*GOAL OF THE EXERCISE*.
Each entry below should be returned exactly as is, with the pictures removed.

——

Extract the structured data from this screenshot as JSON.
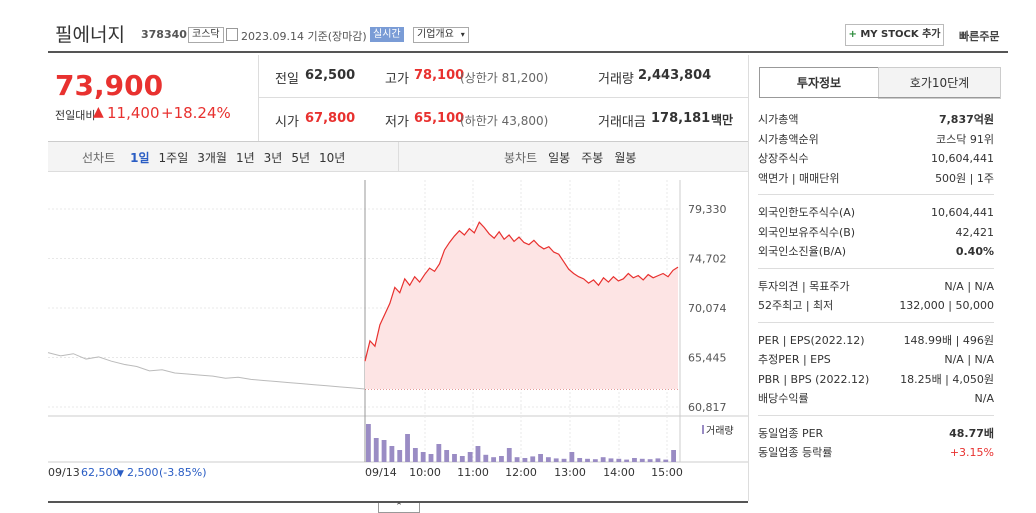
{
  "header": {
    "name": "필에너지",
    "code": "378340",
    "market": "코스닥",
    "date": "2023.09.14 기준(장마감)",
    "realtime": "실시간",
    "overview": "기업개요",
    "mystock": "MY STOCK 추가",
    "quick_order": "빠른주문"
  },
  "price": {
    "current": "73,900",
    "change_label": "전일대비",
    "change": "11,400",
    "change_pct": "+18.24%"
  },
  "summary": [
    {
      "label": "전일",
      "value": "62,500"
    },
    {
      "label": "고가",
      "value": "78,100",
      "note": "(상한가 81,200)"
    },
    {
      "label": "거래량",
      "value": "2,443,804"
    },
    {
      "label": "시가",
      "value": "67,800"
    },
    {
      "label": "저가",
      "value": "65,100",
      "note": "(하한가 43,800)"
    },
    {
      "label": "거래대금",
      "value": "178,181",
      "unit": "백만"
    }
  ],
  "toolbar": {
    "line_label": "선차트",
    "line_periods": [
      "1일",
      "1주일",
      "3개월",
      "1년",
      "3년",
      "5년",
      "10년"
    ],
    "candle_label": "봉차트",
    "candle_periods": [
      "일봉",
      "주봉",
      "월봉"
    ]
  },
  "price_chart": {
    "type": "line",
    "ylim": [
      60817,
      79330
    ],
    "yticks": [
      {
        "value": 79330,
        "label": "79,330"
      },
      {
        "value": 74702,
        "label": "74,702"
      },
      {
        "value": 70074,
        "label": "70,074"
      },
      {
        "value": 65445,
        "label": "65,445"
      },
      {
        "value": 60817,
        "label": "60,817"
      }
    ],
    "base": 62500,
    "xticks": [
      "09/14",
      "10:00",
      "11:00",
      "12:00",
      "13:00",
      "14:00",
      "15:00"
    ],
    "prev_label": {
      "date": "09/13",
      "close": "62,500",
      "change": "2,500",
      "pct": "(-3.85%)"
    },
    "previous": {
      "color": "#bbbbbb",
      "values": [
        65900,
        65600,
        65800,
        65300,
        65500,
        65100,
        64800,
        64600,
        64200,
        64300,
        64000,
        63900,
        63800,
        63700,
        63500,
        63600,
        63400,
        63300,
        63200,
        63100,
        63000,
        62900,
        62800,
        62700,
        62600,
        62500
      ]
    },
    "today": {
      "color": "#e8312f",
      "values": [
        65100,
        67000,
        66500,
        68500,
        69500,
        70500,
        72000,
        71500,
        72800,
        72200,
        73000,
        72500,
        73200,
        73800,
        73500,
        74200,
        75500,
        76200,
        76800,
        77300,
        76900,
        77500,
        77100,
        78100,
        77600,
        77000,
        76600,
        77200,
        76500,
        76900,
        76300,
        76700,
        76200,
        76000,
        76400,
        75900,
        75600,
        75800,
        75300,
        75100,
        74400,
        73700,
        73300,
        73000,
        72800,
        72400,
        72700,
        72200,
        72900,
        72500,
        73000,
        72600,
        72800,
        73300,
        72900,
        73100,
        72700,
        73200,
        72900,
        73100,
        73300,
        73000,
        73600,
        73900
      ]
    },
    "volume_label": "거래량",
    "volume": {
      "color": "#9a8cc4",
      "values": [
        95,
        60,
        55,
        40,
        30,
        70,
        35,
        25,
        20,
        45,
        30,
        20,
        15,
        25,
        40,
        18,
        12,
        15,
        35,
        12,
        10,
        14,
        20,
        12,
        9,
        8,
        25,
        10,
        8,
        7,
        12,
        9,
        8,
        6,
        10,
        8,
        7,
        9,
        6,
        30
      ]
    }
  },
  "invest": {
    "tabs": [
      "투자정보",
      "호가10단계"
    ],
    "sections": [
      [
        {
          "label": "시가총액",
          "value": "7,837억원"
        },
        {
          "label": "시가총액순위",
          "value": "코스닥 91위"
        },
        {
          "label": "상장주식수",
          "value": "10,604,441"
        },
        {
          "label": "액면가 | 매매단위",
          "value": "500원 | 1주"
        }
      ],
      [
        {
          "label": "외국인한도주식수(A)",
          "value": "10,604,441"
        },
        {
          "label": "외국인보유주식수(B)",
          "value": "42,421"
        },
        {
          "label": "외국인소진율(B/A)",
          "value": "0.40%"
        }
      ],
      [
        {
          "label": "투자의견 | 목표주가",
          "value": "N/A | N/A"
        },
        {
          "label": "52주최고 | 최저",
          "value": "132,000 | 50,000"
        }
      ],
      [
        {
          "label": "PER | EPS(2022.12)",
          "value": "148.99배 | 496원"
        },
        {
          "label": "추정PER | EPS",
          "value": "N/A | N/A"
        },
        {
          "label": "PBR | BPS (2022.12)",
          "value": "18.25배 | 4,050원"
        },
        {
          "label": "배당수익률",
          "value": "N/A"
        }
      ],
      [
        {
          "label": "동일업종 PER",
          "value": "48.77배"
        },
        {
          "label": "동일업종 등락률",
          "value": "+3.15%"
        }
      ]
    ]
  }
}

——

*OUTPUT FOR THIS EXERCISE*.
Extract the structured data from this screenshot as JSON.
{
  "header": {
    "name": "필에너지",
    "code": "378340",
    "market": "코스닥",
    "date": "2023.09.14 기준(장마감)",
    "realtime": "실시간",
    "overview": "기업개요",
    "mystock": "MY STOCK 추가",
    "quick_order": "빠른주문"
  },
  "price": {
    "current": "73,900",
    "change_label": "전일대비",
    "change": "11,400",
    "change_pct": "+18.24%"
  },
  "summary": [
    {
      "label": "전일",
      "value": "62,500"
    },
    {
      "label": "고가",
      "value": "78,100",
      "note": "(상한가 81,200)"
    },
    {
      "label": "거래량",
      "value": "2,443,804"
    },
    {
      "label": "시가",
      "value": "67,800"
    },
    {
      "label": "저가",
      "value": "65,100",
      "note": "(하한가 43,800)"
    },
    {
      "label": "거래대금",
      "value": "178,181",
      "unit": "백만"
    }
  ],
  "toolbar": {
    "line_label": "선차트",
    "line_periods": [
      "1일",
      "1주일",
      "3개월",
      "1년",
      "3년",
      "5년",
      "10년"
    ],
    "candle_label": "봉차트",
    "candle_periods": [
      "일봉",
      "주봉",
      "월봉"
    ]
  },
  "price_chart": {
    "type": "line",
    "ylim": [
      60817,
      79330
    ],
    "yticks": [
      {
        "value": 79330,
        "label": "79,330"
      },
      {
        "value": 74702,
        "label": "74,702"
      },
      {
        "value": 70074,
        "label": "70,074"
      },
      {
        "value": 65445,
        "label": "65,445"
      },
      {
        "value": 60817,
        "label": "60,817"
      }
    ],
    "base": 62500,
    "xticks": [
      "09/14",
      "10:00",
      "11:00",
      "12:00",
      "13:00",
      "14:00",
      "15:00"
    ],
    "prev_label": {
      "date": "09/13",
      "close": "62,500",
      "change": "2,500",
      "pct": "(-3.85%)"
    },
    "previous": {
      "color": "#bbbbbb",
      "values": [
        65900,
        65600,
        65800,
        65300,
        65500,
        65100,
        64800,
        64600,
        64200,
        64300,
        64000,
        63900,
        63800,
        63700,
        63500,
        63600,
        63400,
        63300,
        63200,
        63100,
        63000,
        62900,
        62800,
        62700,
        62600,
        62500
      ]
    },
    "today": {
      "color": "#e8312f",
      "values": [
        65100,
        67000,
        66500,
        68500,
        69500,
        70500,
        72000,
        71500,
        72800,
        72200,
        73000,
        72500,
        73200,
        73800,
        73500,
        74200,
        75500,
        76200,
        76800,
        77300,
        76900,
        77500,
        77100,
        78100,
        77600,
        77000,
        76600,
        77200,
        76500,
        76900,
        76300,
        76700,
        76200,
        76000,
        76400,
        75900,
        75600,
        75800,
        75300,
        75100,
        74400,
        73700,
        73300,
        73000,
        72800,
        72400,
        72700,
        72200,
        72900,
        72500,
        73000,
        72600,
        72800,
        73300,
        72900,
        73100,
        72700,
        73200,
        72900,
        73100,
        73300,
        73000,
        73600,
        73900
      ]
    },
    "volume_label": "거래량",
    "volume": {
      "color": "#9a8cc4",
      "values": [
        95,
        60,
        55,
        40,
        30,
        70,
        35,
        25,
        20,
        45,
        30,
        20,
        15,
        25,
        40,
        18,
        12,
        15,
        35,
        12,
        10,
        14,
        20,
        12,
        9,
        8,
        25,
        10,
        8,
        7,
        12,
        9,
        8,
        6,
        10,
        8,
        7,
        9,
        6,
        30
      ]
    }
  },
  "invest": {
    "tabs": [
      "투자정보",
      "호가10단계"
    ],
    "sections": [
      [
        {
          "label": "시가총액",
          "value": "7,837억원"
        },
        {
          "label": "시가총액순위",
          "value": "코스닥 91위"
        },
        {
          "label": "상장주식수",
          "value": "10,604,441"
        },
        {
          "label": "액면가 | 매매단위",
          "value": "500원 | 1주"
        }
      ],
      [
        {
          "label": "외국인한도주식수(A)",
          "value": "10,604,441"
        },
        {
          "label": "외국인보유주식수(B)",
          "value": "42,421"
        },
        {
          "label": "외국인소진율(B/A)",
          "value": "0.40%"
        }
      ],
      [
        {
          "label": "투자의견 | 목표주가",
          "value": "N/A | N/A"
        },
        {
          "label": "52주최고 | 최저",
          "value": "132,000 | 50,000"
        }
      ],
      [
        {
          "label": "PER | EPS(2022.12)",
          "value": "148.99배 | 496원"
        },
        {
          "label": "추정PER | EPS",
          "value": "N/A | N/A"
        },
        {
          "label": "PBR | BPS (2022.12)",
          "value": "18.25배 | 4,050원"
        },
        {
          "label": "배당수익률",
          "value": "N/A"
        }
      ],
      [
        {
          "label": "동일업종 PER",
          "value": "48.77배"
        },
        {
          "label": "동일업종 등락률",
          "value": "+3.15%"
        }
      ]
    ]
  }
}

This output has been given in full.